### WHAT THE EXERCISE ASKS
Repeat the listing in full. Nothing may be added or left out.

>> Start ENTRIES SHOWN

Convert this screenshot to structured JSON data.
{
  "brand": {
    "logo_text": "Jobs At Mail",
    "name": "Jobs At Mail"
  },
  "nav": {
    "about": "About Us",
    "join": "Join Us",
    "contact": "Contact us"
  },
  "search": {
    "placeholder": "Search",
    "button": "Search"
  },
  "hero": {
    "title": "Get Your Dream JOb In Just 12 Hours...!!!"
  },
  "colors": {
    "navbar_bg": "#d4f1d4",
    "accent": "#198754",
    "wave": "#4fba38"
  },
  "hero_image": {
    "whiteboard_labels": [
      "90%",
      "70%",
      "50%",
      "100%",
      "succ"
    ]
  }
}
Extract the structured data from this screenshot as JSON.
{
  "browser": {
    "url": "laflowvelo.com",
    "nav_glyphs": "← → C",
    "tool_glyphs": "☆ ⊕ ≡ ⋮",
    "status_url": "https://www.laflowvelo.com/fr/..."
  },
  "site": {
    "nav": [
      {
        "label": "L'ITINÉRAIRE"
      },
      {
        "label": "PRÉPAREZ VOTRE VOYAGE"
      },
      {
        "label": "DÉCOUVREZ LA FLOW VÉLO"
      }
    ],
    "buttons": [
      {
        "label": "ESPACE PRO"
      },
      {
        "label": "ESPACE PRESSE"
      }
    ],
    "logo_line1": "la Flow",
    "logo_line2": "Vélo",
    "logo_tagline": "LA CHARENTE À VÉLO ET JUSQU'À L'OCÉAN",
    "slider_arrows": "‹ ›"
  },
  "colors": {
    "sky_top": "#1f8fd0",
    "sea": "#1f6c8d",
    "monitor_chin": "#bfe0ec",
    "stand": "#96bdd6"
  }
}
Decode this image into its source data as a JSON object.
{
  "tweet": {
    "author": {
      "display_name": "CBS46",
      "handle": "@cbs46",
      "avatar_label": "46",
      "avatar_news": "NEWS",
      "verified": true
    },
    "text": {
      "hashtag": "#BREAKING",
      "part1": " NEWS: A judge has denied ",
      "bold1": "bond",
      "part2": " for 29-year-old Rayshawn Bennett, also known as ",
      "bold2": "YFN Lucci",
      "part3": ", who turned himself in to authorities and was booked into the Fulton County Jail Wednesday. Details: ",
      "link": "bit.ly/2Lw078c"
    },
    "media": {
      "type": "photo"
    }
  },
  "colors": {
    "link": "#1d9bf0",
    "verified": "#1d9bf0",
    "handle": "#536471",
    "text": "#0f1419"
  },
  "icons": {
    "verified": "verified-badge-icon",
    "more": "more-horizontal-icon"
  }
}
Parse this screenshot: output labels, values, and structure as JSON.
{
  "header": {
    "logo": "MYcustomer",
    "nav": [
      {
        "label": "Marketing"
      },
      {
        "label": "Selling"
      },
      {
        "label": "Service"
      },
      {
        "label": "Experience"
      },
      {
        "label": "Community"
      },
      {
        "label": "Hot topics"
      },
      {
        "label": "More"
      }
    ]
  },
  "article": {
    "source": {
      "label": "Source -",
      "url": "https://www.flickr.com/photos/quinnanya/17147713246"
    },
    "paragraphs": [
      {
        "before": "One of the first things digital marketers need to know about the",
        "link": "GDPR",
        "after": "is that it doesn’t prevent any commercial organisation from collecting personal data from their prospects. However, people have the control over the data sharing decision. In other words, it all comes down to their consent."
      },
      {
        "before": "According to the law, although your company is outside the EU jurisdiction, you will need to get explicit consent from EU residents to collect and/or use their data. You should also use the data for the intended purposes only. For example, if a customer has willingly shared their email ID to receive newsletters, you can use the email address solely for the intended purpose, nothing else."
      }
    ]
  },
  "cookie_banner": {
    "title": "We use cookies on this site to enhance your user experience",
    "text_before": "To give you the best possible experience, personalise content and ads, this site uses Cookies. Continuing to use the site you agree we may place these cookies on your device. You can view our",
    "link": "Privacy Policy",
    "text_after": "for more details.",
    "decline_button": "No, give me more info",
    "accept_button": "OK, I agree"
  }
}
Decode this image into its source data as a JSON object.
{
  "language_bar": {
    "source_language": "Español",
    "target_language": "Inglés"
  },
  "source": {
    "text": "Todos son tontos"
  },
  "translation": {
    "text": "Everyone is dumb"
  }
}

>> End ENTRIES SHOWN

### EXERCISE SOLUTION
Convert this screenshot to structured JSON data.
{
  "brand": {
    "logo_text": "Jobs At Mail",
    "name": "Jobs At Mail"
  },
  "nav": {
    "about": "About Us",
    "join": "Join Us",
    "contact": "Contact us"
  },
  "search": {
    "placeholder": "Search",
    "button": "Search"
  },
  "hero": {
    "title": "Get Your Dream JOb In Just 12 Hours...!!!"
  },
  "colors": {
    "navbar_bg": "#d4f1d4",
    "accent": "#198754",
    "wave": "#4fba38"
  },
  "hero_image": {
    "whiteboard_labels": [
      "90%",
      "70%",
      "50%",
      "100%",
      "succ"
    ]
  }
}
Extract the structured data from this screenshot as JSON.
{
  "browser": {
    "url": "laflowvelo.com",
    "nav_glyphs": "← → C",
    "tool_glyphs": "☆ ⊕ ≡ ⋮",
    "status_url": "https://www.laflowvelo.com/fr/..."
  },
  "site": {
    "nav": [
      {
        "label": "L'ITINÉRAIRE"
      },
      {
        "label": "PRÉPAREZ VOTRE VOYAGE"
      },
      {
        "label": "DÉCOUVREZ LA FLOW VÉLO"
      }
    ],
    "buttons": [
      {
        "label": "ESPACE PRO"
      },
      {
        "label": "ESPACE PRESSE"
      }
    ],
    "logo_line1": "la Flow",
    "logo_line2": "Vélo",
    "logo_tagline": "LA CHARENTE À VÉLO ET JUSQU'À L'OCÉAN",
    "slider_arrows": "‹ ›"
  },
  "colors": {
    "sky_top": "#1f8fd0",
    "sea": "#1f6c8d",
    "monitor_chin": "#bfe0ec",
    "stand": "#96bdd6"
  }
}
Decode this image into its source data as a JSON object.
{
  "tweet": {
    "author": {
      "display_name": "CBS46",
      "handle": "@cbs46",
      "avatar_label": "46",
      "avatar_news": "NEWS",
      "verified": true
    },
    "text": {
      "hashtag": "#BREAKING",
      "part1": " NEWS: A judge has denied ",
      "bold1": "bond",
      "part2": " for 29-year-old Rayshawn Bennett, also known as ",
      "bold2": "YFN Lucci",
      "part3": ", who turned himself in to authorities and was booked into the Fulton County Jail Wednesday. Details: ",
      "link": "bit.ly/2Lw078c"
    },
    "media": {
      "type": "photo"
    }
  },
  "colors": {
    "link": "#1d9bf0",
    "verified": "#1d9bf0",
    "handle": "#536471",
    "text": "#0f1419"
  },
  "icons": {
    "verified": "verified-badge-icon",
    "more": "more-horizontal-icon"
  }
}
Parse this screenshot: output labels, values, and structure as JSON.
{
  "header": {
    "logo": "MYcustomer",
    "nav": [
      {
        "label": "Marketing"
      },
      {
        "label": "Selling"
      },
      {
        "label": "Service"
      },
      {
        "label": "Experience"
      },
      {
        "label": "Community"
      },
      {
        "label": "Hot topics"
      },
      {
        "label": "More"
      }
    ]
  },
  "article": {
    "source": {
      "label": "Source -",
      "url": "https://www.flickr.com/photos/quinnanya/17147713246"
    },
    "paragraphs": [
      {
        "before": "One of the first things digital marketers need to know about the",
        "link": "GDPR",
        "after": "is that it doesn’t prevent any commercial organisation from collecting personal data from their prospects. However, people have the control over the data sharing decision. In other words, it all comes down to their consent."
      },
      {
        "before": "According to the law, although your company is outside the EU jurisdiction, you will need to get explicit consent from EU residents to collect and/or use their data. You should also use the data for the intended purposes only. For example, if a customer has willingly shared their email ID to receive newsletters, you can use the email address solely for the intended purpose, nothing else."
      }
    ]
  },
  "cookie_banner": {
    "title": "We use cookies on this site to enhance your user experience",
    "text_before": "To give you the best possible experience, personalise content and ads, this site uses Cookies. Continuing to use the site you agree we may place these cookies on your device. You can view our",
    "link": "Privacy Policy",
    "text_after": "for more details.",
    "decline_button": "No, give me more info",
    "accept_button": "OK, I agree"
  }
}
Decode this image into its source data as a JSON object.
{
  "language_bar": {
    "source_language": "Español",
    "target_language": "Inglés"
  },
  "source": {
    "text": "Todos son tontos"
  },
  "translation": {
    "text": "Everyone is dumb"
  }
}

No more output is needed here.